§ Material shown
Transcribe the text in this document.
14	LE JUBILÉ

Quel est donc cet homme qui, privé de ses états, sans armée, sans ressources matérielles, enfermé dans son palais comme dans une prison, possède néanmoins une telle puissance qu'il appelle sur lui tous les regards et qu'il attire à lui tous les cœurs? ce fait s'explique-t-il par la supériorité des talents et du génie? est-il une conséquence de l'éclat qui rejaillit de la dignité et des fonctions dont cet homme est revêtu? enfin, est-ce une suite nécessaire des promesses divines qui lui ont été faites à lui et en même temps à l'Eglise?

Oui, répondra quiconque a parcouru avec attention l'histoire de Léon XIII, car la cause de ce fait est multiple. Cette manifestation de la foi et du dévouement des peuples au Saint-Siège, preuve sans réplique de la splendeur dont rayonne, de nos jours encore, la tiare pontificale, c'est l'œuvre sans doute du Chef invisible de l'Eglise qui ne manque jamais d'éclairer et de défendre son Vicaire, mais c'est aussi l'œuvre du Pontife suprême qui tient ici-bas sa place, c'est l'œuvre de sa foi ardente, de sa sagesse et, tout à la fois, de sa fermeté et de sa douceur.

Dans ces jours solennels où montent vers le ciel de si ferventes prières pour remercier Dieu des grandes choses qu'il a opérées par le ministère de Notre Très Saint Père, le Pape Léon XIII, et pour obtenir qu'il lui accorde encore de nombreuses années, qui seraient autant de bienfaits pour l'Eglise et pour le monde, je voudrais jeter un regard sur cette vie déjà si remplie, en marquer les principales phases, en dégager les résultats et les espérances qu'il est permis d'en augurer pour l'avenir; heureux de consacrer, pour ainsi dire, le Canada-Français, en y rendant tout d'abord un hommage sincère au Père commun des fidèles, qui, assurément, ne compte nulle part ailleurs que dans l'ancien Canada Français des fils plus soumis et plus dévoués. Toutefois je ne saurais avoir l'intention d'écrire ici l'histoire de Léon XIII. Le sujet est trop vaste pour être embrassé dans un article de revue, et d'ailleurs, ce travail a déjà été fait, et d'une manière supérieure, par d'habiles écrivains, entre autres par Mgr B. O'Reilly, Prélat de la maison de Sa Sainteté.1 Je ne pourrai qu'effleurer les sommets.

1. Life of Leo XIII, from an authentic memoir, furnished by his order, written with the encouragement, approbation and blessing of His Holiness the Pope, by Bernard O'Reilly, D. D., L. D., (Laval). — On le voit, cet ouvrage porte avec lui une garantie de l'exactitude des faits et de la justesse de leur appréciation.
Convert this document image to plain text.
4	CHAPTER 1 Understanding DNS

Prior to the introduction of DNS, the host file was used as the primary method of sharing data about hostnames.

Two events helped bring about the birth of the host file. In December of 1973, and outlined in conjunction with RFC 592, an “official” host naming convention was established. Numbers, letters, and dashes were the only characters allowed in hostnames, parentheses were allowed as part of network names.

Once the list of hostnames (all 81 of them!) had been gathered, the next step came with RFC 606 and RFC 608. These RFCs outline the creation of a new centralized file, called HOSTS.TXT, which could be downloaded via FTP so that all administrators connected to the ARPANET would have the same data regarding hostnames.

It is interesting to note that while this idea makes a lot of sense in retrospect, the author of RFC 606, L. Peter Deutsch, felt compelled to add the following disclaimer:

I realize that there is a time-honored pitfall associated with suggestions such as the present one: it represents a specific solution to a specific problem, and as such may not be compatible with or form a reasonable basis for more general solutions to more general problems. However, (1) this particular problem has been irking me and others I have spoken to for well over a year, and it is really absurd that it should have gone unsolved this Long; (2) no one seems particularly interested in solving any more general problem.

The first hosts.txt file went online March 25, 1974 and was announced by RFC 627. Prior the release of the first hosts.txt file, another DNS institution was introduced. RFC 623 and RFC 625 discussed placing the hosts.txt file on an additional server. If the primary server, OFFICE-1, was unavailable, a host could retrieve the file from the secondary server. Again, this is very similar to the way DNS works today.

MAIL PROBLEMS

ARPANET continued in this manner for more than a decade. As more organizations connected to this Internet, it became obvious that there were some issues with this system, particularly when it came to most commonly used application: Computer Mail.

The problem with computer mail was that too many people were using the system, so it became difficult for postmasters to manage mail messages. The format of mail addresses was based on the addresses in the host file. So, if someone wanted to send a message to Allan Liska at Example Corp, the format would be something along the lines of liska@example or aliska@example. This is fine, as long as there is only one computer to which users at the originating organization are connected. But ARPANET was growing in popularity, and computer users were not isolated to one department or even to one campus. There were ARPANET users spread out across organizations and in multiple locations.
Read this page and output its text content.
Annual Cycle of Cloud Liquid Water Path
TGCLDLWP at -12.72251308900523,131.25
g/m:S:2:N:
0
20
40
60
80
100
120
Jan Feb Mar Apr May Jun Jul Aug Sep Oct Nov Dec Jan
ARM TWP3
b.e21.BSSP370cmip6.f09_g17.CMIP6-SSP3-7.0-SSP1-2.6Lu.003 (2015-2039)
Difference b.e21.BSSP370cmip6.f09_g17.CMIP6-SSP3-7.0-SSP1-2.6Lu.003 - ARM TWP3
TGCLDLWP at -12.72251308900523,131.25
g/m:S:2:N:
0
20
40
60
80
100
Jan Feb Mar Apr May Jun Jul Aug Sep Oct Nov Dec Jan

§ What you should do
Retype the records above exactly.

§ Solution to the problem
Transcribe the text in this document.
14	LE JUBILÉ

Quel est donc cet homme qui, privé de ses états, sans armée, sans ressources matérielles, enfermé dans son palais comme dans une prison, possède néanmoins une telle puissance qu'il appelle sur lui tous les regards et qu'il attire à lui tous les cœurs? ce fait s'explique-t-il par la supériorité des talents et du génie? est-il une conséquence de l'éclat qui rejaillit de la dignité et des fonctions dont cet homme est revêtu? enfin, est-ce une suite nécessaire des promesses divines qui lui ont été faites à lui et en même temps à l'Eglise?

Oui, répondra quiconque a parcouru avec attention l'histoire de Léon XIII, car la cause de ce fait est multiple. Cette manifestation de la foi et du dévouement des peuples au Saint-Siège, preuve sans réplique de la splendeur dont rayonne, de nos jours encore, la tiare pontificale, c'est l'œuvre sans doute du Chef invisible de l'Eglise qui ne manque jamais d'éclairer et de défendre son Vicaire, mais c'est aussi l'œuvre du Pontife suprême qui tient ici-bas sa place, c'est l'œuvre de sa foi ardente, de sa sagesse et, tout à la fois, de sa fermeté et de sa douceur.

Dans ces jours solennels où montent vers le ciel de si ferventes prières pour remercier Dieu des grandes choses qu'il a opérées par le ministère de Notre Très Saint Père, le Pape Léon XIII, et pour obtenir qu'il lui accorde encore de nombreuses années, qui seraient autant de bienfaits pour l'Eglise et pour le monde, je voudrais jeter un regard sur cette vie déjà si remplie, en marquer les principales phases, en dégager les résultats et les espérances qu'il est permis d'en augurer pour l'avenir; heureux de consacrer, pour ainsi dire, le Canada-Français, en y rendant tout d'abord un hommage sincère au Père commun des fidèles, qui, assurément, ne compte nulle part ailleurs que dans l'ancien Canada Français des fils plus soumis et plus dévoués. Toutefois je ne saurais avoir l'intention d'écrire ici l'histoire de Léon XIII. Le sujet est trop vaste pour être embrassé dans un article de revue, et d'ailleurs, ce travail a déjà été fait, et d'une manière supérieure, par d'habiles écrivains, entre autres par Mgr B. O'Reilly, Prélat de la maison de Sa Sainteté.1 Je ne pourrai qu'effleurer les sommets.

1. Life of Leo XIII, from an authentic memoir, furnished by his order, written with the encouragement, approbation and blessing of His Holiness the Pope, by Bernard O'Reilly, D. D., L. D., (Laval). — On le voit, cet ouvrage porte avec lui une garantie de l'exactitude des faits et de la justesse de leur appréciation.
Convert this document image to plain text.
4	CHAPTER 1 Understanding DNS

Prior to the introduction of DNS, the host file was used as the primary method of sharing data about hostnames.

Two events helped bring about the birth of the host file. In December of 1973, and outlined in conjunction with RFC 592, an “official” host naming convention was established. Numbers, letters, and dashes were the only characters allowed in hostnames, parentheses were allowed as part of network names.

Once the list of hostnames (all 81 of them!) had been gathered, the next step came with RFC 606 and RFC 608. These RFCs outline the creation of a new centralized file, called HOSTS.TXT, which could be downloaded via FTP so that all administrators connected to the ARPANET would have the same data regarding hostnames.

It is interesting to note that while this idea makes a lot of sense in retrospect, the author of RFC 606, L. Peter Deutsch, felt compelled to add the following disclaimer:

I realize that there is a time-honored pitfall associated with suggestions such as the present one: it represents a specific solution to a specific problem, and as such may not be compatible with or form a reasonable basis for more general solutions to more general problems. However, (1) this particular problem has been irking me and others I have spoken to for well over a year, and it is really absurd that it should have gone unsolved this Long; (2) no one seems particularly interested in solving any more general problem.

The first hosts.txt file went online March 25, 1974 and was announced by RFC 627. Prior the release of the first hosts.txt file, another DNS institution was introduced. RFC 623 and RFC 625 discussed placing the hosts.txt file on an additional server. If the primary server, OFFICE-1, was unavailable, a host could retrieve the file from the secondary server. Again, this is very similar to the way DNS works today.

MAIL PROBLEMS

ARPANET continued in this manner for more than a decade. As more organizations connected to this Internet, it became obvious that there were some issues with this system, particularly when it came to most commonly used application: Computer Mail.

The problem with computer mail was that too many people were using the system, so it became difficult for postmasters to manage mail messages. The format of mail addresses was based on the addresses in the host file. So, if someone wanted to send a message to Allan Liska at Example Corp, the format would be something along the lines of liska@example or aliska@example. This is fine, as long as there is only one computer to which users at the originating organization are connected. But ARPANET was growing in popularity, and computer users were not isolated to one department or even to one campus. There were ARPANET users spread out across organizations and in multiple locations.
Read this page and output its text content.
Annual Cycle of Cloud Liquid Water Path
TGCLDLWP at -12.72251308900523,131.25
g/m:S:2:N:
0
20
40
60
80
100
120
Jan Feb Mar Apr May Jun Jul Aug Sep Oct Nov Dec Jan
ARM TWP3
b.e21.BSSP370cmip6.f09_g17.CMIP6-SSP3-7.0-SSP1-2.6Lu.003 (2015-2039)
Difference b.e21.BSSP370cmip6.f09_g17.CMIP6-SSP3-7.0-SSP1-2.6Lu.003 - ARM TWP3
TGCLDLWP at -12.72251308900523,131.25
g/m:S:2:N:
0
20
40
60
80
100
Jan Feb Mar Apr May Jun Jul Aug Sep Oct Nov Dec Jan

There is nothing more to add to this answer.